Records excerpted from a collection:
• • • • •

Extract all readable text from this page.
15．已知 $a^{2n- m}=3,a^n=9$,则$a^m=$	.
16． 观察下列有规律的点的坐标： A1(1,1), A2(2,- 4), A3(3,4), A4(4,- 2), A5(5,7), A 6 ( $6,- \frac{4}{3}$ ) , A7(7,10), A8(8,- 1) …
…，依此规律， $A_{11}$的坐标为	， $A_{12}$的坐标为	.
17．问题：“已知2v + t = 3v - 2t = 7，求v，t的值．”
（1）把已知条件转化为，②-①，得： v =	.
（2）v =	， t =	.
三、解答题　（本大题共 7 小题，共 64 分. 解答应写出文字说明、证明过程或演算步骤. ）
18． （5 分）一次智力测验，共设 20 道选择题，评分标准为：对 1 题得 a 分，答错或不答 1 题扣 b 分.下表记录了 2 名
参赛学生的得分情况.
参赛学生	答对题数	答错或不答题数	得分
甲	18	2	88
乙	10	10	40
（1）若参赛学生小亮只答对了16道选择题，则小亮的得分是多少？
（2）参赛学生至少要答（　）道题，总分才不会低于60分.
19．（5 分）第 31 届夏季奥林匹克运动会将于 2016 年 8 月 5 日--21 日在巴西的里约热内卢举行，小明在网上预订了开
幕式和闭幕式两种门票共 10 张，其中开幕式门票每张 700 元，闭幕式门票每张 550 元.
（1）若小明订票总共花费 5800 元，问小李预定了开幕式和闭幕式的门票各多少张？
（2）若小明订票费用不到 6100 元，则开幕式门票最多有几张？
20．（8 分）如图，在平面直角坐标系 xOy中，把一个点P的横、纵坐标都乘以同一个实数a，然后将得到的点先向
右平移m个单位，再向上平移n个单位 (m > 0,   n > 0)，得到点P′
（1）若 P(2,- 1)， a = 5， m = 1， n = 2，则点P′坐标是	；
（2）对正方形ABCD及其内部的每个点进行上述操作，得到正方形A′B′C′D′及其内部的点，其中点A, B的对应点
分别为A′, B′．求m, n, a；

• • • • •

Reproduce the material exactly, with every line intact.

=== Written solution ===
Extract all readable text from this page.
15．已知 $a^{2n- m}=3,a^n=9$,则$a^m=$	.
16． 观察下列有规律的点的坐标： A1(1,1), A2(2,- 4), A3(3,4), A4(4,- 2), A5(5,7), A 6 ( $6,- \frac{4}{3}$ ) , A7(7,10), A8(8,- 1) …
…，依此规律， $A_{11}$的坐标为	， $A_{12}$的坐标为	.
17．问题：“已知2v + t = 3v - 2t = 7，求v，t的值．”
（1）把已知条件转化为，②-①，得： v =	.
（2）v =	， t =	.
三、解答题　（本大题共 7 小题，共 64 分. 解答应写出文字说明、证明过程或演算步骤. ）
18． （5 分）一次智力测验，共设 20 道选择题，评分标准为：对 1 题得 a 分，答错或不答 1 题扣 b 分.下表记录了 2 名
参赛学生的得分情况.
参赛学生	答对题数	答错或不答题数	得分
甲	18	2	88
乙	10	10	40
（1）若参赛学生小亮只答对了16道选择题，则小亮的得分是多少？
（2）参赛学生至少要答（　）道题，总分才不会低于60分.
19．（5 分）第 31 届夏季奥林匹克运动会将于 2016 年 8 月 5 日--21 日在巴西的里约热内卢举行，小明在网上预订了开
幕式和闭幕式两种门票共 10 张，其中开幕式门票每张 700 元，闭幕式门票每张 550 元.
（1）若小明订票总共花费 5800 元，问小李预定了开幕式和闭幕式的门票各多少张？
（2）若小明订票费用不到 6100 元，则开幕式门票最多有几张？
20．（8 分）如图，在平面直角坐标系 xOy中，把一个点P的横、纵坐标都乘以同一个实数a，然后将得到的点先向
右平移m个单位，再向上平移n个单位 (m > 0,   n > 0)，得到点P′
（1）若 P(2,- 1)， a = 5， m = 1， n = 2，则点P′坐标是	；
（2）对正方形ABCD及其内部的每个点进行上述操作，得到正方形A′B′C′D′及其内部的点，其中点A, B的对应点
分别为A′, B′．求m, n, a；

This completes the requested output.